> Given entries
--- Begin ---

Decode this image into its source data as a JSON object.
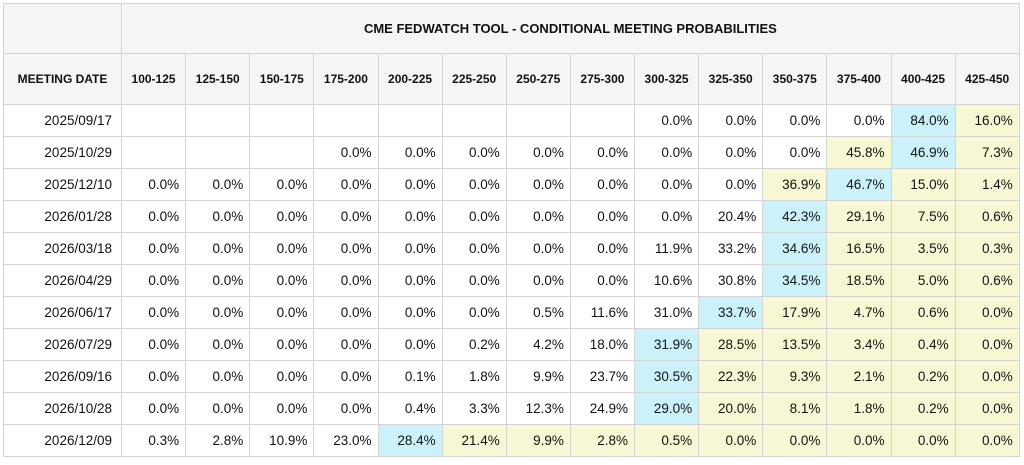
{
  "title": "CME FEDWATCH TOOL - CONDITIONAL MEETING PROBABILITIES",
  "date_header": "MEETING DATE",
  "columns": [
    "100-125",
    "125-150",
    "150-175",
    "175-200",
    "200-225",
    "225-250",
    "250-275",
    "275-300",
    "300-325",
    "325-350",
    "350-375",
    "375-400",
    "400-425",
    "425-450"
  ],
  "colors": {
    "blue_highlight": "#cbf2fa",
    "yellow_highlight": "#f7f7d4"
  },
  "rows": [
    {
      "date": "2025/09/17",
      "values": [
        "",
        "",
        "",
        "",
        "",
        "",
        "",
        "",
        "0.0%",
        "0.0%",
        "0.0%",
        "0.0%",
        "84.0%",
        "16.0%"
      ],
      "hl": [
        "",
        "",
        "",
        "",
        "",
        "",
        "",
        "",
        "",
        "",
        "",
        "",
        "b",
        "y"
      ]
    },
    {
      "date": "2025/10/29",
      "values": [
        "",
        "",
        "",
        "0.0%",
        "0.0%",
        "0.0%",
        "0.0%",
        "0.0%",
        "0.0%",
        "0.0%",
        "0.0%",
        "45.8%",
        "46.9%",
        "7.3%"
      ],
      "hl": [
        "",
        "",
        "",
        "",
        "",
        "",
        "",
        "",
        "",
        "",
        "",
        "y",
        "b",
        "y"
      ]
    },
    {
      "date": "2025/12/10",
      "values": [
        "0.0%",
        "0.0%",
        "0.0%",
        "0.0%",
        "0.0%",
        "0.0%",
        "0.0%",
        "0.0%",
        "0.0%",
        "0.0%",
        "36.9%",
        "46.7%",
        "15.0%",
        "1.4%"
      ],
      "hl": [
        "",
        "",
        "",
        "",
        "",
        "",
        "",
        "",
        "",
        "",
        "y",
        "b",
        "y",
        "y"
      ]
    },
    {
      "date": "2026/01/28",
      "values": [
        "0.0%",
        "0.0%",
        "0.0%",
        "0.0%",
        "0.0%",
        "0.0%",
        "0.0%",
        "0.0%",
        "0.0%",
        "20.4%",
        "42.3%",
        "29.1%",
        "7.5%",
        "0.6%"
      ],
      "hl": [
        "",
        "",
        "",
        "",
        "",
        "",
        "",
        "",
        "",
        "",
        "b",
        "y",
        "y",
        "y"
      ]
    },
    {
      "date": "2026/03/18",
      "values": [
        "0.0%",
        "0.0%",
        "0.0%",
        "0.0%",
        "0.0%",
        "0.0%",
        "0.0%",
        "0.0%",
        "11.9%",
        "33.2%",
        "34.6%",
        "16.5%",
        "3.5%",
        "0.3%"
      ],
      "hl": [
        "",
        "",
        "",
        "",
        "",
        "",
        "",
        "",
        "",
        "",
        "b",
        "y",
        "y",
        "y"
      ]
    },
    {
      "date": "2026/04/29",
      "values": [
        "0.0%",
        "0.0%",
        "0.0%",
        "0.0%",
        "0.0%",
        "0.0%",
        "0.0%",
        "0.0%",
        "10.6%",
        "30.8%",
        "34.5%",
        "18.5%",
        "5.0%",
        "0.6%"
      ],
      "hl": [
        "",
        "",
        "",
        "",
        "",
        "",
        "",
        "",
        "",
        "",
        "b",
        "y",
        "y",
        "y"
      ]
    },
    {
      "date": "2026/06/17",
      "values": [
        "0.0%",
        "0.0%",
        "0.0%",
        "0.0%",
        "0.0%",
        "0.0%",
        "0.5%",
        "11.6%",
        "31.0%",
        "33.7%",
        "17.9%",
        "4.7%",
        "0.6%",
        "0.0%"
      ],
      "hl": [
        "",
        "",
        "",
        "",
        "",
        "",
        "",
        "",
        "",
        "b",
        "y",
        "y",
        "y",
        "y"
      ]
    },
    {
      "date": "2026/07/29",
      "values": [
        "0.0%",
        "0.0%",
        "0.0%",
        "0.0%",
        "0.0%",
        "0.2%",
        "4.2%",
        "18.0%",
        "31.9%",
        "28.5%",
        "13.5%",
        "3.4%",
        "0.4%",
        "0.0%"
      ],
      "hl": [
        "",
        "",
        "",
        "",
        "",
        "",
        "",
        "",
        "b",
        "y",
        "y",
        "y",
        "y",
        "y"
      ]
    },
    {
      "date": "2026/09/16",
      "values": [
        "0.0%",
        "0.0%",
        "0.0%",
        "0.0%",
        "0.1%",
        "1.8%",
        "9.9%",
        "23.7%",
        "30.5%",
        "22.3%",
        "9.3%",
        "2.1%",
        "0.2%",
        "0.0%"
      ],
      "hl": [
        "",
        "",
        "",
        "",
        "",
        "",
        "",
        "",
        "b",
        "y",
        "y",
        "y",
        "y",
        "y"
      ]
    },
    {
      "date": "2026/10/28",
      "values": [
        "0.0%",
        "0.0%",
        "0.0%",
        "0.0%",
        "0.4%",
        "3.3%",
        "12.3%",
        "24.9%",
        "29.0%",
        "20.0%",
        "8.1%",
        "1.8%",
        "0.2%",
        "0.0%"
      ],
      "hl": [
        "",
        "",
        "",
        "",
        "",
        "",
        "",
        "",
        "b",
        "y",
        "y",
        "y",
        "y",
        "y"
      ]
    },
    {
      "date": "2026/12/09",
      "values": [
        "0.3%",
        "2.8%",
        "10.9%",
        "23.0%",
        "28.4%",
        "21.4%",
        "9.9%",
        "2.8%",
        "0.5%",
        "0.0%",
        "0.0%",
        "0.0%",
        "0.0%",
        "0.0%"
      ],
      "hl": [
        "",
        "",
        "",
        "",
        "b",
        "y",
        "y",
        "y",
        "y",
        "y",
        "y",
        "y",
        "y",
        "y"
      ]
    }
  ]
}
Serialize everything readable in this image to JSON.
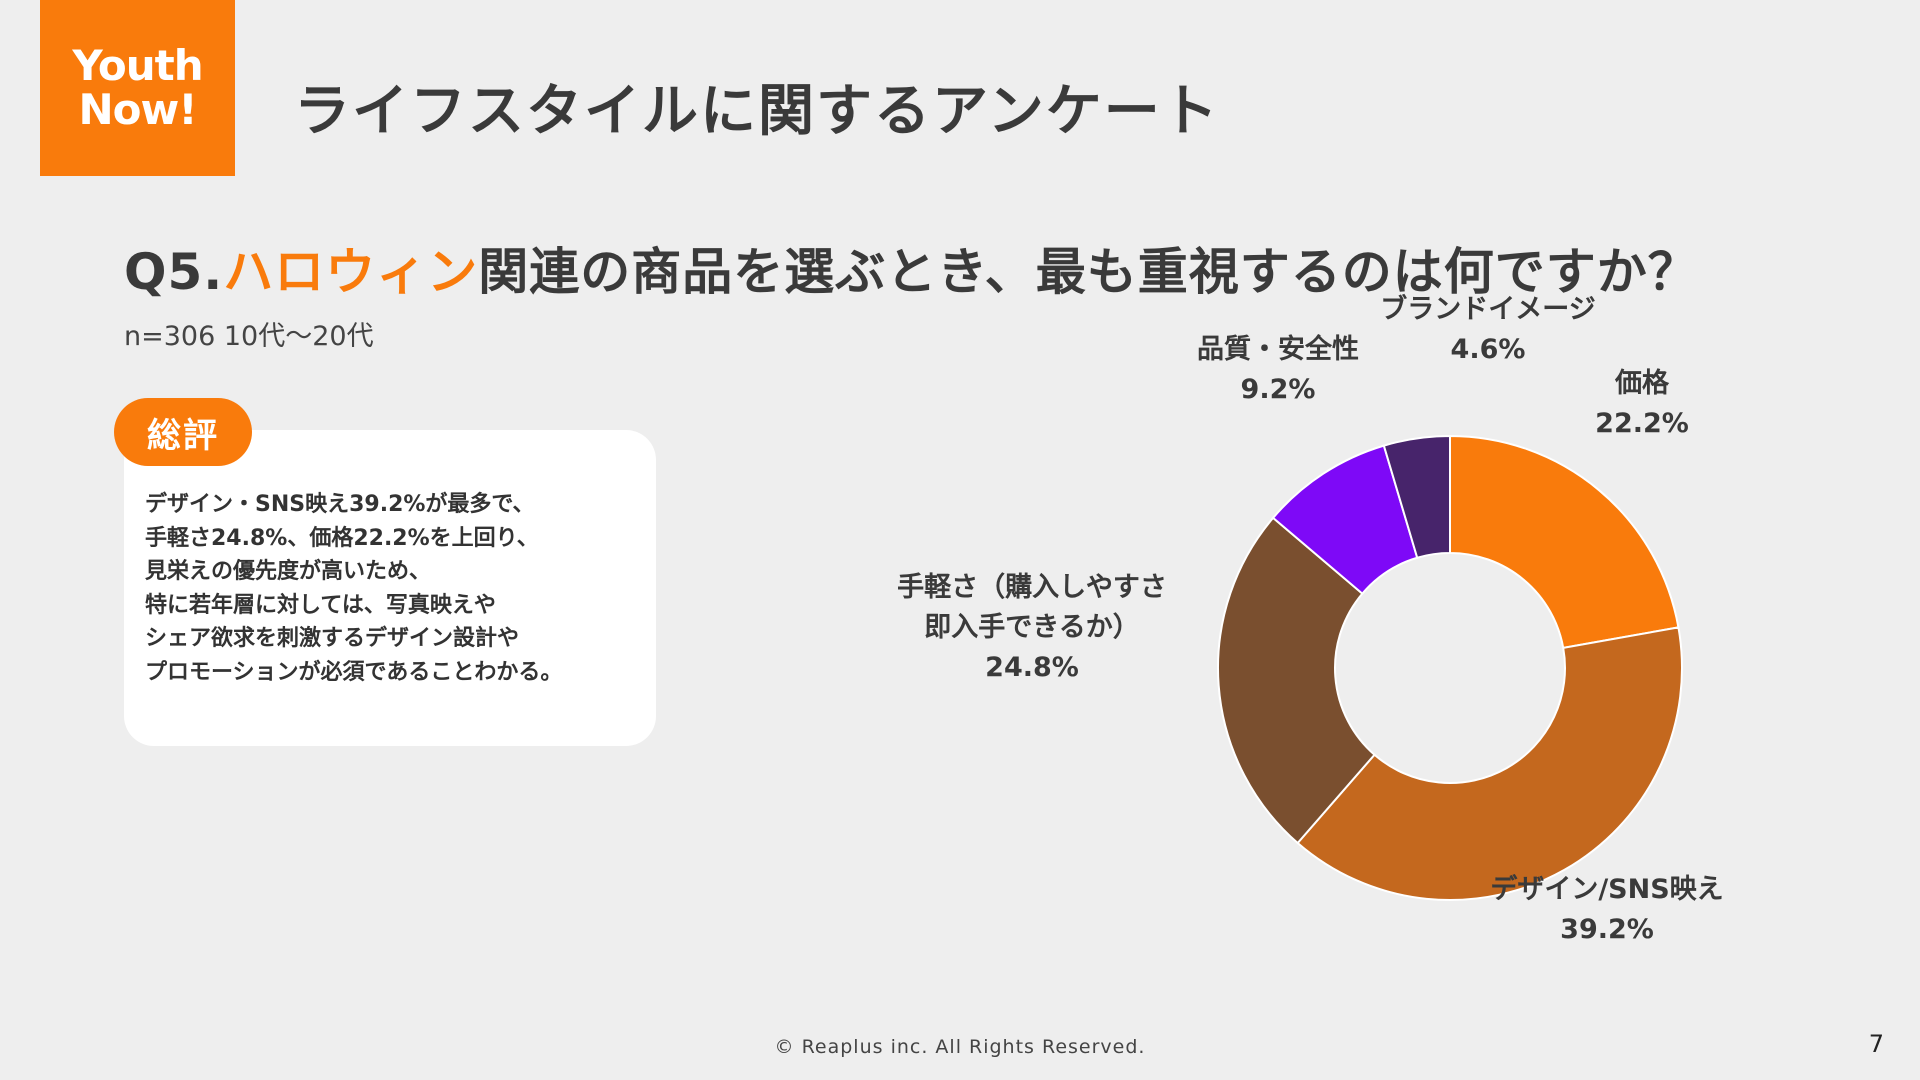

--- End ---

List all lines where "image" occurs.

Decode this image into its source data as a JSON object.
Serialize everything readable in this image to JSON.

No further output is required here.